#### Collected data:
====================

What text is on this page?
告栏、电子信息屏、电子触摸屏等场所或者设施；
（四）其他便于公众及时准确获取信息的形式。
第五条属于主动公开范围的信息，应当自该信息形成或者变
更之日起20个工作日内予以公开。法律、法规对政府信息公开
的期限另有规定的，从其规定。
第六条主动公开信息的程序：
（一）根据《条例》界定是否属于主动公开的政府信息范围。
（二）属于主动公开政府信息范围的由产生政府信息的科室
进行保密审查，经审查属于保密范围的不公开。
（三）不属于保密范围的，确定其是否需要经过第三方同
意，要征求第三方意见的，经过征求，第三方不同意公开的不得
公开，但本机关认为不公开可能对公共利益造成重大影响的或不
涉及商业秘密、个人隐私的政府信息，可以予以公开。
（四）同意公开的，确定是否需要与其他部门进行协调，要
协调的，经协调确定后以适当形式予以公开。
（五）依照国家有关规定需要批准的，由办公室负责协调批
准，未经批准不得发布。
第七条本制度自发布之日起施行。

====================

#### WHAT YOU HAVE TO DO:
Above are some records; extract every one of them exactly.

#### EXPECTED OUTPUT:
What text is on this page?
告栏、电子信息屏、电子触摸屏等场所或者设施；
（四）其他便于公众及时准确获取信息的形式。
第五条属于主动公开范围的信息，应当自该信息形成或者变
更之日起20个工作日内予以公开。法律、法规对政府信息公开
的期限另有规定的，从其规定。
第六条主动公开信息的程序：
（一）根据《条例》界定是否属于主动公开的政府信息范围。
（二）属于主动公开政府信息范围的由产生政府信息的科室
进行保密审查，经审查属于保密范围的不公开。
（三）不属于保密范围的，确定其是否需要经过第三方同
意，要征求第三方意见的，经过征求，第三方不同意公开的不得
公开，但本机关认为不公开可能对公共利益造成重大影响的或不
涉及商业秘密、个人隐私的政府信息，可以予以公开。
（四）同意公开的，确定是否需要与其他部门进行协调，要
协调的，经协调确定后以适当形式予以公开。
（五）依照国家有关规定需要批准的，由办公室负责协调批
准，未经批准不得发布。
第七条本制度自发布之日起施行。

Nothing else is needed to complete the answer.